## START
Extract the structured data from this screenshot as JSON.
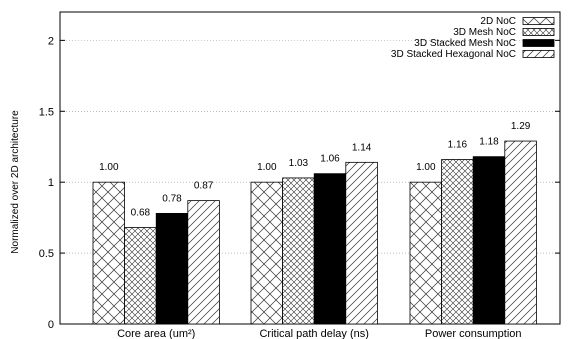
{
  "chart_data": {
    "type": "bar",
    "categories": [
      "Core area (um²)",
      "Critical path delay (ns)",
      "Power consumption"
    ],
    "series": [
      {
        "name": "2D NoC",
        "values": [
          1.0,
          1.0,
          1.0
        ],
        "labels": [
          "1.00",
          "1.00",
          "1.00"
        ],
        "pattern": "crosshatch"
      },
      {
        "name": "3D Mesh NoC",
        "values": [
          0.68,
          1.03,
          1.16
        ],
        "labels": [
          "0.68",
          "1.03",
          "1.16"
        ],
        "pattern": "fine-crosshatch"
      },
      {
        "name": "3D Stacked Mesh NoC",
        "values": [
          0.78,
          1.06,
          1.18
        ],
        "labels": [
          "0.78",
          "1.06",
          "1.18"
        ],
        "pattern": "solid-black"
      },
      {
        "name": "3D Stacked Hexagonal NoC",
        "values": [
          0.87,
          1.14,
          1.29
        ],
        "labels": [
          "0.87",
          "1.14",
          "1.29"
        ],
        "pattern": "diagonal"
      }
    ],
    "ylabel": "Normalized over 2D architecture",
    "ylim": [
      0,
      2.2
    ],
    "yticks": [
      0,
      0.5,
      1,
      1.5,
      2
    ],
    "ytick_labels": [
      "0",
      "0.5",
      "1",
      "1.5",
      "2"
    ],
    "grid": true,
    "legend_position": "top-right"
  }
}
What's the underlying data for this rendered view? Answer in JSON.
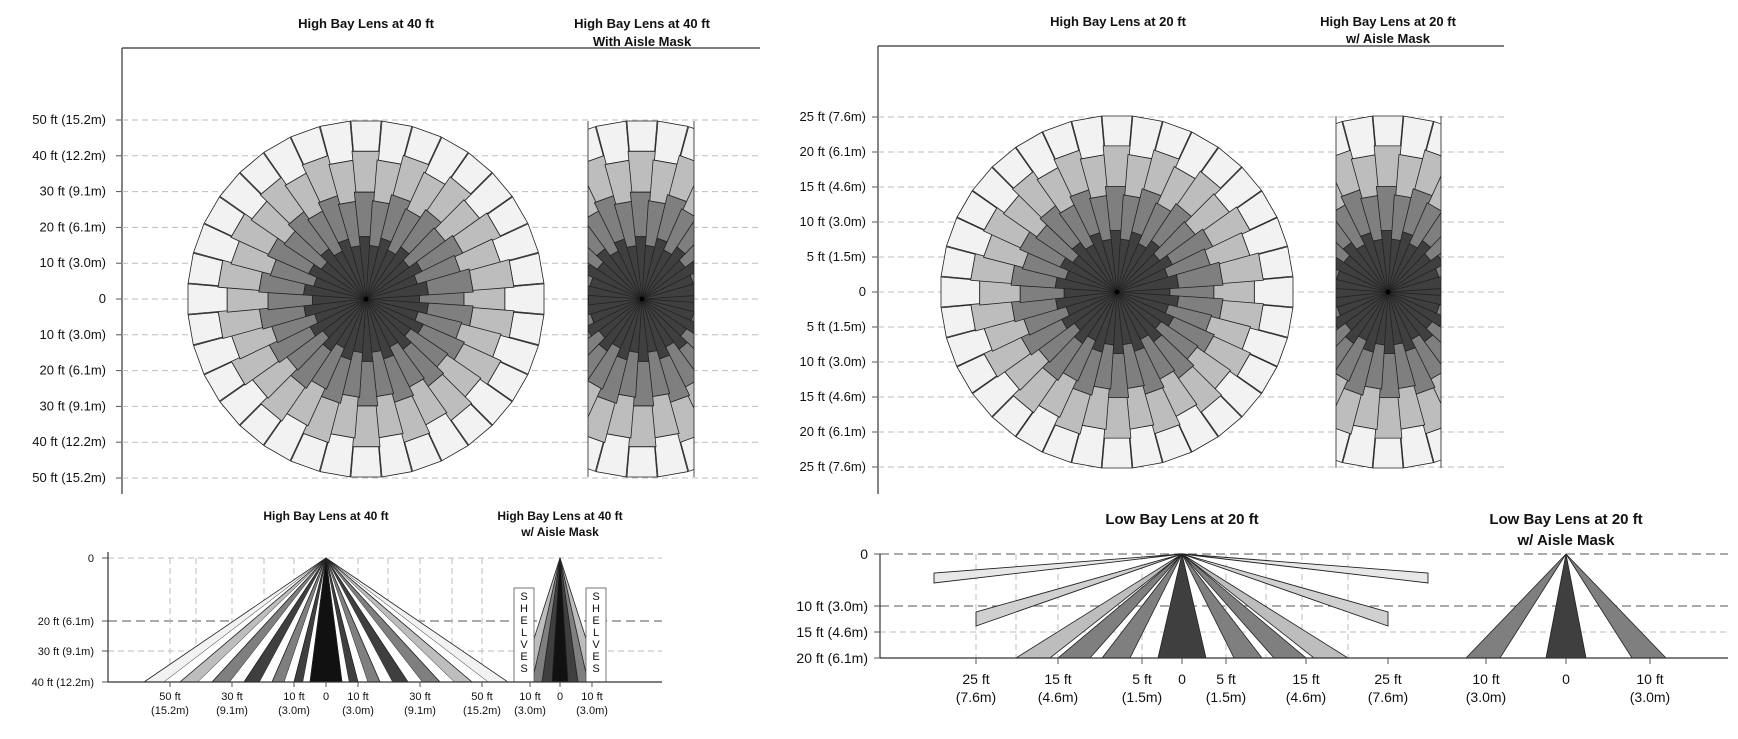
{
  "panels": {
    "top_left": {
      "title_main": "High Bay Lens at 40 ft",
      "title_mask_line1": "High Bay Lens at 40 ft",
      "title_mask_line2": "With Aisle Mask",
      "y_labels": [
        "50 ft (15.2m)",
        "40 ft (12.2m)",
        "30 ft (9.1m)",
        "20 ft (6.1m)",
        "10 ft (3.0m)",
        "0",
        "10 ft (3.0m)",
        "20 ft (6.1m)",
        "30 ft (9.1m)",
        "40 ft (12.2m)",
        "50 ft (15.2m)"
      ]
    },
    "top_right": {
      "title_main": "High Bay Lens at 20 ft",
      "title_mask_line1": "High Bay Lens at 20 ft",
      "title_mask_line2": "w/ Aisle Mask",
      "y_labels": [
        "25 ft (7.6m)",
        "20 ft (6.1m)",
        "15 ft (4.6m)",
        "10 ft (3.0m)",
        "5 ft (1.5m)",
        "0",
        "5 ft (1.5m)",
        "10 ft (3.0m)",
        "15 ft (4.6m)",
        "20 ft (6.1m)",
        "25 ft (7.6m)"
      ]
    },
    "bottom_left": {
      "title_main": "High Bay Lens at 40 ft",
      "title_mask_line1": "High Bay Lens at 40 ft",
      "title_mask_line2": "w/ Aisle Mask",
      "y_labels": [
        "0",
        "20 ft (6.1m)",
        "30 ft (9.1m)",
        "40 ft (12.2m)"
      ],
      "x_labels_top": [
        "50 ft",
        "30 ft",
        "10 ft",
        "0",
        "10 ft",
        "30 ft",
        "50 ft",
        "10 ft",
        "0",
        "10 ft"
      ],
      "x_labels_bottom": [
        "(15.2m)",
        "(9.1m)",
        "(3.0m)",
        "",
        "(3.0m)",
        "(9.1m)",
        "(15.2m)",
        "(3.0m)",
        "",
        "(3.0m)"
      ],
      "shelves_label": [
        "S",
        "H",
        "E",
        "L",
        "V",
        "E",
        "S"
      ]
    },
    "bottom_right": {
      "title_main": "Low Bay Lens at 20 ft",
      "title_mask_line1": "Low Bay Lens at 20 ft",
      "title_mask_line2": "w/ Aisle Mask",
      "y_labels": [
        "0",
        "10 ft (3.0m)",
        "15 ft (4.6m)",
        "20 ft (6.1m)"
      ],
      "x_labels_top": [
        "25 ft",
        "15 ft",
        "5 ft",
        "0",
        "5 ft",
        "15 ft",
        "25 ft",
        "10 ft",
        "0",
        "10 ft"
      ],
      "x_labels_bottom": [
        "(7.6m)",
        "(4.6m)",
        "(1.5m)",
        "",
        "(1.5m)",
        "(4.6m)",
        "(7.6m)",
        "(3.0m)",
        "",
        "(3.0m)"
      ]
    }
  },
  "colors": {
    "zone_far": "#f2f2f2",
    "zone_mid": "#bdbdbd",
    "zone_near": "#7f7f7f",
    "zone_center": "#3f3f3f",
    "zone_core": "#111111",
    "outline": "#222222"
  }
}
## END
What you should do - A single figure is required: the number of lines above in which the word "JSON" occurs.

Solution to the problem - 2